> THE PROBLEM: The entries below are to be written out again without alteration.

> RECORDS FOR THE EXERCISE:
-------------------------

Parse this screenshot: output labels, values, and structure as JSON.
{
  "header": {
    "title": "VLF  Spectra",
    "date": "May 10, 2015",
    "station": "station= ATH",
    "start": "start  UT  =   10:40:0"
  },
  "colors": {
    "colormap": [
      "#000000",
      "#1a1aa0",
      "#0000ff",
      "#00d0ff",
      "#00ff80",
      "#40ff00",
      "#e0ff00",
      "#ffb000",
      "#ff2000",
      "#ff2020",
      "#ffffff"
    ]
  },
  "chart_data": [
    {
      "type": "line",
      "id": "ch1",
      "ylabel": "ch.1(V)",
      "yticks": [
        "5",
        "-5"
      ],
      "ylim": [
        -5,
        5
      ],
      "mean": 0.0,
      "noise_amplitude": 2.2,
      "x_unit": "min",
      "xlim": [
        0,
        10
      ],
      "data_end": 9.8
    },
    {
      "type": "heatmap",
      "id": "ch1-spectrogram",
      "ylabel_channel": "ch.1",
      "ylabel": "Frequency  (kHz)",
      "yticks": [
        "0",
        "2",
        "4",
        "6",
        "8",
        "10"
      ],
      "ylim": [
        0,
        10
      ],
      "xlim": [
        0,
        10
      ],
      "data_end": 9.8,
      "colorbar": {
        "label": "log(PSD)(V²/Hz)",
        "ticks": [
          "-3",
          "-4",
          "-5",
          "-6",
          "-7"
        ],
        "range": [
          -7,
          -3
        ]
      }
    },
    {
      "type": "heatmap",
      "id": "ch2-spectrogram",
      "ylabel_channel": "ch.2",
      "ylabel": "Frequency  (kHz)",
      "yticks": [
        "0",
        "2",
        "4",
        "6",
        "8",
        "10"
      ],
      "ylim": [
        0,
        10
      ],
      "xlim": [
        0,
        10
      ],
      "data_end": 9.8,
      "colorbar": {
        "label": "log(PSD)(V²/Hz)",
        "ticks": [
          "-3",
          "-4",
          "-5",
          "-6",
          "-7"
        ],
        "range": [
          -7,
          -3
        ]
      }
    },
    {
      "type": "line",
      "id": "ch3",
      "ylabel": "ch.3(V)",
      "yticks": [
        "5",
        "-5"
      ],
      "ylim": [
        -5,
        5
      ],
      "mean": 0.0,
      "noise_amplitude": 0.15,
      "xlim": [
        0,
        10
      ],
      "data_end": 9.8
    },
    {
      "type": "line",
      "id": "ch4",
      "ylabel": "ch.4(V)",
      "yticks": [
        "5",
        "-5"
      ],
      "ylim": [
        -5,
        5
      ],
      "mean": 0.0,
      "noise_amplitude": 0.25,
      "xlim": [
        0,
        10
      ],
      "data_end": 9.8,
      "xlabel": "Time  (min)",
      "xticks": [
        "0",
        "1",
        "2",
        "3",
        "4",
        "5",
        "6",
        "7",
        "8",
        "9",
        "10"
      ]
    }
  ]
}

-------------------------

> TASK SOLUTION:
Parse this screenshot: output labels, values, and structure as JSON.
{
  "header": {
    "title": "VLF  Spectra",
    "date": "May 10, 2015",
    "station": "station= ATH",
    "start": "start  UT  =   10:40:0"
  },
  "colors": {
    "colormap": [
      "#000000",
      "#1a1aa0",
      "#0000ff",
      "#00d0ff",
      "#00ff80",
      "#40ff00",
      "#e0ff00",
      "#ffb000",
      "#ff2000",
      "#ff2020",
      "#ffffff"
    ]
  },
  "chart_data": [
    {
      "type": "line",
      "id": "ch1",
      "ylabel": "ch.1(V)",
      "yticks": [
        "5",
        "-5"
      ],
      "ylim": [
        -5,
        5
      ],
      "mean": 0.0,
      "noise_amplitude": 2.2,
      "x_unit": "min",
      "xlim": [
        0,
        10
      ],
      "data_end": 9.8
    },
    {
      "type": "heatmap",
      "id": "ch1-spectrogram",
      "ylabel_channel": "ch.1",
      "ylabel": "Frequency  (kHz)",
      "yticks": [
        "0",
        "2",
        "4",
        "6",
        "8",
        "10"
      ],
      "ylim": [
        0,
        10
      ],
      "xlim": [
        0,
        10
      ],
      "data_end": 9.8,
      "colorbar": {
        "label": "log(PSD)(V²/Hz)",
        "ticks": [
          "-3",
          "-4",
          "-5",
          "-6",
          "-7"
        ],
        "range": [
          -7,
          -3
        ]
      }
    },
    {
      "type": "heatmap",
      "id": "ch2-spectrogram",
      "ylabel_channel": "ch.2",
      "ylabel": "Frequency  (kHz)",
      "yticks": [
        "0",
        "2",
        "4",
        "6",
        "8",
        "10"
      ],
      "ylim": [
        0,
        10
      ],
      "xlim": [
        0,
        10
      ],
      "data_end": 9.8,
      "colorbar": {
        "label": "log(PSD)(V²/Hz)",
        "ticks": [
          "-3",
          "-4",
          "-5",
          "-6",
          "-7"
        ],
        "range": [
          -7,
          -3
        ]
      }
    },
    {
      "type": "line",
      "id": "ch3",
      "ylabel": "ch.3(V)",
      "yticks": [
        "5",
        "-5"
      ],
      "ylim": [
        -5,
        5
      ],
      "mean": 0.0,
      "noise_amplitude": 0.15,
      "xlim": [
        0,
        10
      ],
      "data_end": 9.8
    },
    {
      "type": "line",
      "id": "ch4",
      "ylabel": "ch.4(V)",
      "yticks": [
        "5",
        "-5"
      ],
      "ylim": [
        -5,
        5
      ],
      "mean": 0.0,
      "noise_amplitude": 0.25,
      "xlim": [
        0,
        10
      ],
      "data_end": 9.8,
      "xlabel": "Time  (min)",
      "xticks": [
        "0",
        "1",
        "2",
        "3",
        "4",
        "5",
        "6",
        "7",
        "8",
        "9",
        "10"
      ]
    }
  ]
}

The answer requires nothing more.